» **Required task**: Copy every line that holds "JSON".

═══ Extracted records

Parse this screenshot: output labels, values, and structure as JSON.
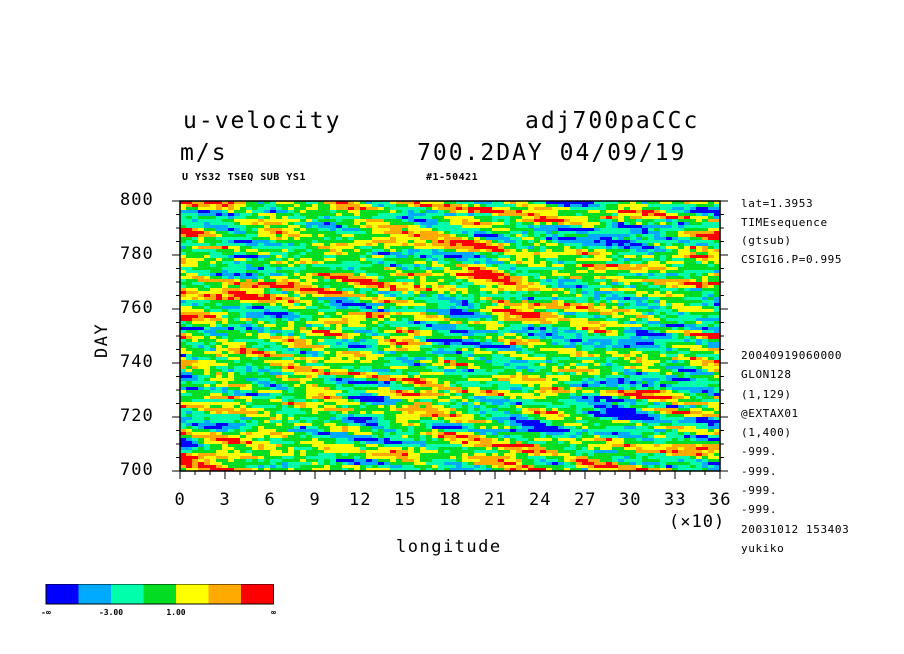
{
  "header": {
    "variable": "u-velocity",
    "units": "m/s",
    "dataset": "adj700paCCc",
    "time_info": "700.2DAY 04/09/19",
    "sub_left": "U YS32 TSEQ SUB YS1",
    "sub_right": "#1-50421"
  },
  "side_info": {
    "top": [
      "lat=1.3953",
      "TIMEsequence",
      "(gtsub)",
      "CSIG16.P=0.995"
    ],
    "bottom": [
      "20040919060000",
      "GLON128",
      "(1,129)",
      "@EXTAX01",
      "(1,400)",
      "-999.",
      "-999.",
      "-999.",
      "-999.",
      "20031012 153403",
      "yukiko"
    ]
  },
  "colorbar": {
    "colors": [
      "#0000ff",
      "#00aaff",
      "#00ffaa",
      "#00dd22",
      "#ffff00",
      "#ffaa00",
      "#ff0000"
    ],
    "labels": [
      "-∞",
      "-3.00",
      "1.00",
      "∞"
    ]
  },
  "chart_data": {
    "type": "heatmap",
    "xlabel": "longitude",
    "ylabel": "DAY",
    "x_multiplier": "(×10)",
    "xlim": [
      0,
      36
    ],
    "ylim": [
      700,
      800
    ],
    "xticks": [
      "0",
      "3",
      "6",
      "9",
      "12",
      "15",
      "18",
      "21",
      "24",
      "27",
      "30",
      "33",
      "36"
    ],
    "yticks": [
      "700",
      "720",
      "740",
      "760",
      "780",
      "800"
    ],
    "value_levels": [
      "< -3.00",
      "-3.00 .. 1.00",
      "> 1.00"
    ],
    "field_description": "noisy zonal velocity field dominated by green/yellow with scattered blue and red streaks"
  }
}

══════
═══ Extracted records

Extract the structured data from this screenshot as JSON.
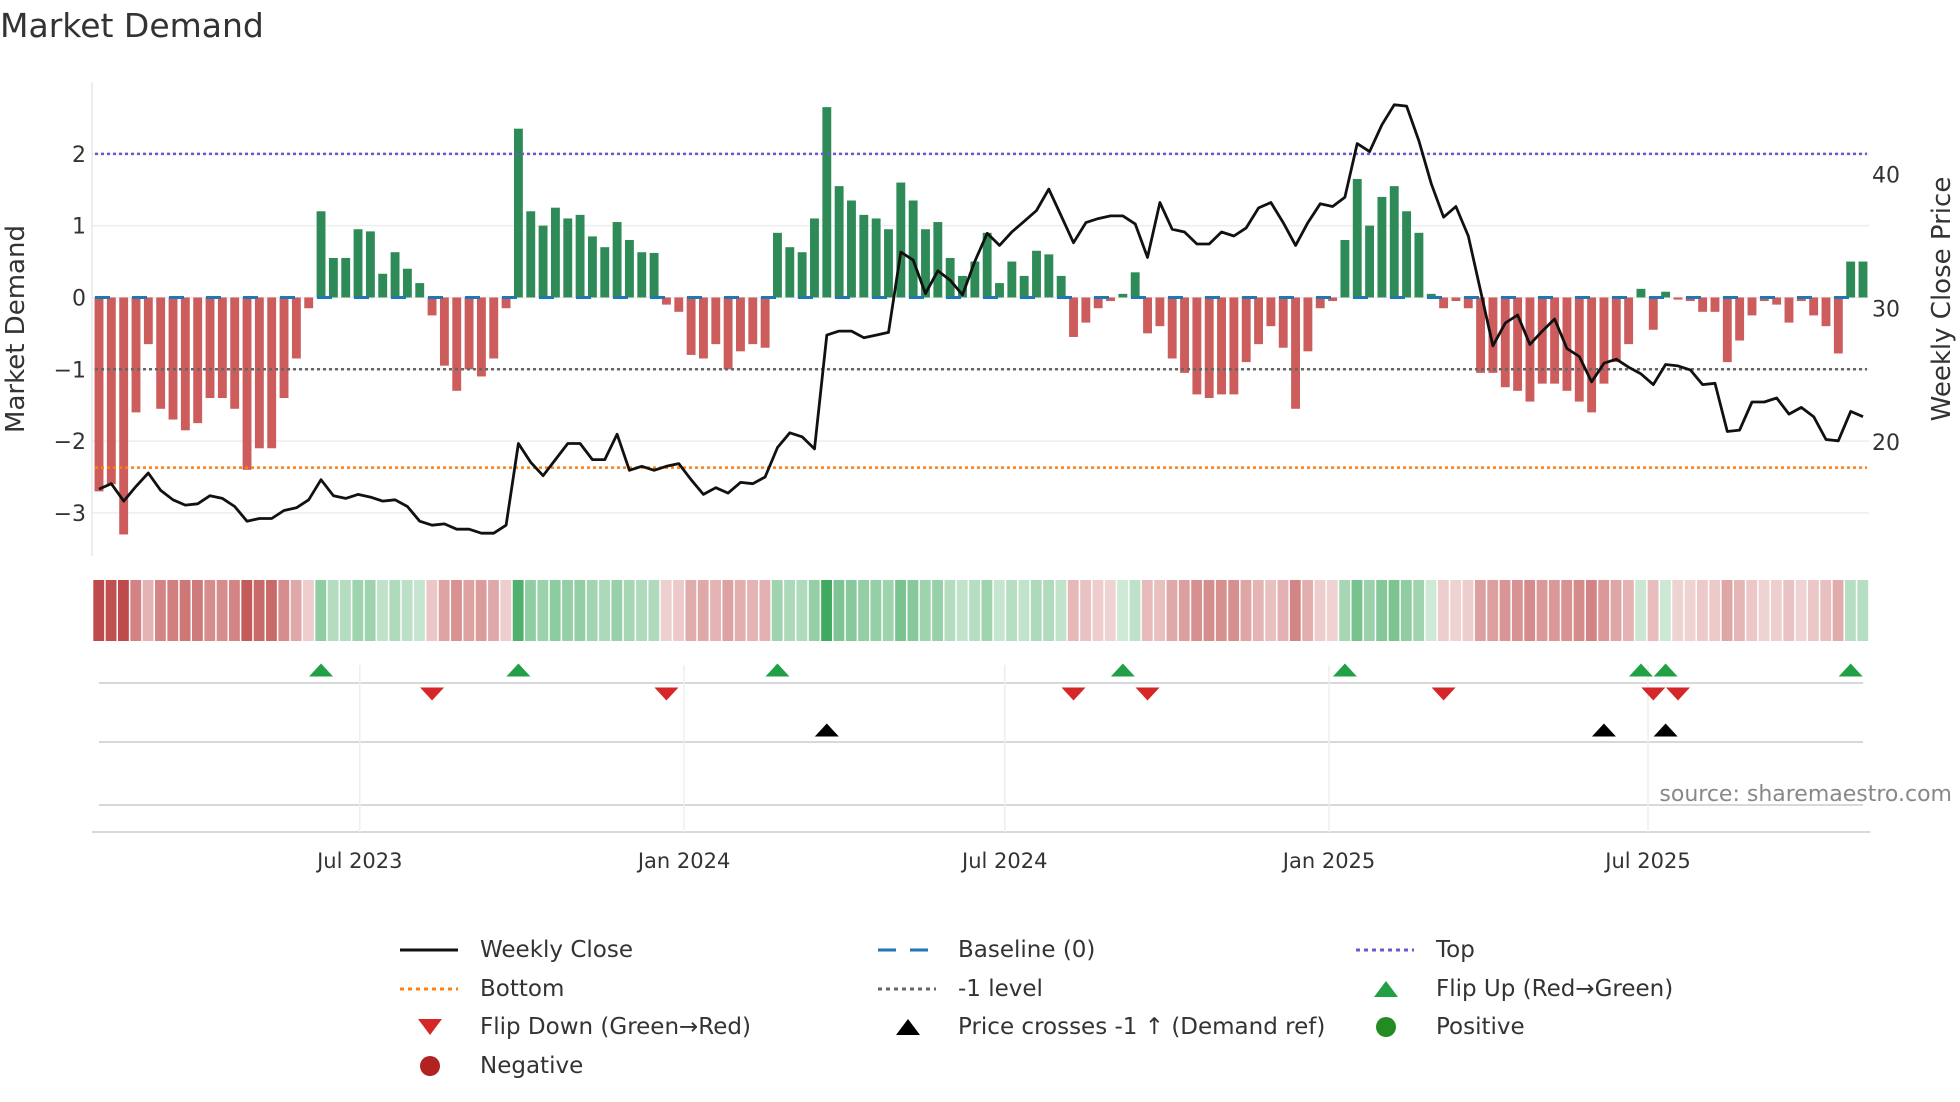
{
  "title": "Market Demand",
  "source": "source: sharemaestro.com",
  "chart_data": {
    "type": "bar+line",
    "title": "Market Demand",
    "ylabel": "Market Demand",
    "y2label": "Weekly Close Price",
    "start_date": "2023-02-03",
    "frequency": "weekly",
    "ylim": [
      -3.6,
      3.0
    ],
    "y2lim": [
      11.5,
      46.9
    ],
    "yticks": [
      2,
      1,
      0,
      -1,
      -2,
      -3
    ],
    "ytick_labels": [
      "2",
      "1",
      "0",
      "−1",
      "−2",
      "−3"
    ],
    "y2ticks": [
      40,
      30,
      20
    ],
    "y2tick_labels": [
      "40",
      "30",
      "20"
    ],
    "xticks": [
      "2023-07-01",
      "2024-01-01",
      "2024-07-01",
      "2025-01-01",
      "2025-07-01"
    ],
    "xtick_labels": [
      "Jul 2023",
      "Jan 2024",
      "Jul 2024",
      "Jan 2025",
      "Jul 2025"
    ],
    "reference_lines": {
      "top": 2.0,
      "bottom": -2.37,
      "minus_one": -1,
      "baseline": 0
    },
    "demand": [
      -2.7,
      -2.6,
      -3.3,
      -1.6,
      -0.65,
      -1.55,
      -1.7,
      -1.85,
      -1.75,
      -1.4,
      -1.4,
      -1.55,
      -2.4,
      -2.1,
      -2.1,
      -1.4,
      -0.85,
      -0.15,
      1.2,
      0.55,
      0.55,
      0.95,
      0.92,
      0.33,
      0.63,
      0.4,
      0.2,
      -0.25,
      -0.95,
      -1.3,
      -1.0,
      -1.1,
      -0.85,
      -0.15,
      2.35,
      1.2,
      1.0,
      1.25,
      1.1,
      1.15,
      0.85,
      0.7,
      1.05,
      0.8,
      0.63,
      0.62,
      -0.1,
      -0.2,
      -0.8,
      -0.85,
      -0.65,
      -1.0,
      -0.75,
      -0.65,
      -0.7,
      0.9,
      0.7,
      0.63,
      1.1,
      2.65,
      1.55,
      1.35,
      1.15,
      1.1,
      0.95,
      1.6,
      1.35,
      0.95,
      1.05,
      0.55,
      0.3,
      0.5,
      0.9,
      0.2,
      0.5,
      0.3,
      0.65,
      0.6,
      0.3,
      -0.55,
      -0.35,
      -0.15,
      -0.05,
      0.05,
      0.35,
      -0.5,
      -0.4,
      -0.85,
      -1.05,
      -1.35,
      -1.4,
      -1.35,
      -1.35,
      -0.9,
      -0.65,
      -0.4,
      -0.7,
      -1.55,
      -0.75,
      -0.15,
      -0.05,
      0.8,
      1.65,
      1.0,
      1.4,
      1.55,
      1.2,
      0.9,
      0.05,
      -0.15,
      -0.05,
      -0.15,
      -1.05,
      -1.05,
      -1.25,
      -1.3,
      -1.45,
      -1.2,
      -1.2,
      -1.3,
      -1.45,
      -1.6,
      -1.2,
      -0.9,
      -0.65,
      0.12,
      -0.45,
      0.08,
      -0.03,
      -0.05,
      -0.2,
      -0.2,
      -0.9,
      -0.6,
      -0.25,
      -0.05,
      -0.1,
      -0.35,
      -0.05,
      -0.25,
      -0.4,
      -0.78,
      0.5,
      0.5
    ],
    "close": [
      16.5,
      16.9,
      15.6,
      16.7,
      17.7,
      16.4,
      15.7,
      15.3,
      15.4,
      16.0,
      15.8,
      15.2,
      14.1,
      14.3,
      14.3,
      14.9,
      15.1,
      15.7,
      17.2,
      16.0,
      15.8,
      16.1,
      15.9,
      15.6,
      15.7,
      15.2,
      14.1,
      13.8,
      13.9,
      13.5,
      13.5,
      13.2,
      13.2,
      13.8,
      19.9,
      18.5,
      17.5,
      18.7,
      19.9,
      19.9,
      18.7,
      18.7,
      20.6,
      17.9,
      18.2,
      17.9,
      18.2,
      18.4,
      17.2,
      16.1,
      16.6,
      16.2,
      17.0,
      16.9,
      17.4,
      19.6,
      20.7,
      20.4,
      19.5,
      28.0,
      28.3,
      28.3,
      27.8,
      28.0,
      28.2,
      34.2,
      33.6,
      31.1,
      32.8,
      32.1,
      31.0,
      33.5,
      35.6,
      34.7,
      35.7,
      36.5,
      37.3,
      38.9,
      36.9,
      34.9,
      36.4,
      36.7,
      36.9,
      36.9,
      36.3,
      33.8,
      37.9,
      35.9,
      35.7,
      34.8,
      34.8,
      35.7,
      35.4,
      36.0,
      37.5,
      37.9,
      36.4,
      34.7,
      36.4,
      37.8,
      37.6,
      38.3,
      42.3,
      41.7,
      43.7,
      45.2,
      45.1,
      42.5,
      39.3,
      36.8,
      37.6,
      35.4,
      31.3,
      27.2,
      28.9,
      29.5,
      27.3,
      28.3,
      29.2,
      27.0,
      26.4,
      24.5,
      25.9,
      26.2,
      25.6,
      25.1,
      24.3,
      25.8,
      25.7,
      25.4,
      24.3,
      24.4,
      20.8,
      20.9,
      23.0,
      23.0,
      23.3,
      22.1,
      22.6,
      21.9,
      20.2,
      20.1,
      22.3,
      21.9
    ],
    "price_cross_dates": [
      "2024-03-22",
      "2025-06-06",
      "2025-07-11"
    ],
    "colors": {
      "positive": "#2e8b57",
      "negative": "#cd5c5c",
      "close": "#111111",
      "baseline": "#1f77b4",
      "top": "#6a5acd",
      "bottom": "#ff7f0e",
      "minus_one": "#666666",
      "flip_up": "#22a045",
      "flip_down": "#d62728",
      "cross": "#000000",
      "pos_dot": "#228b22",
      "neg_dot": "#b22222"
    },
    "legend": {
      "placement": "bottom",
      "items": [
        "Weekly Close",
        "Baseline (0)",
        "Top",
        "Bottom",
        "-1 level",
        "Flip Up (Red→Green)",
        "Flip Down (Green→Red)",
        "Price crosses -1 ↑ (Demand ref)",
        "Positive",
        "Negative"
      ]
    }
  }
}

══════

» **Response to the exercise**:
Parse this screenshot: output labels, values, and structure as JSON.
Extract the structured data from this screenshot as JSON.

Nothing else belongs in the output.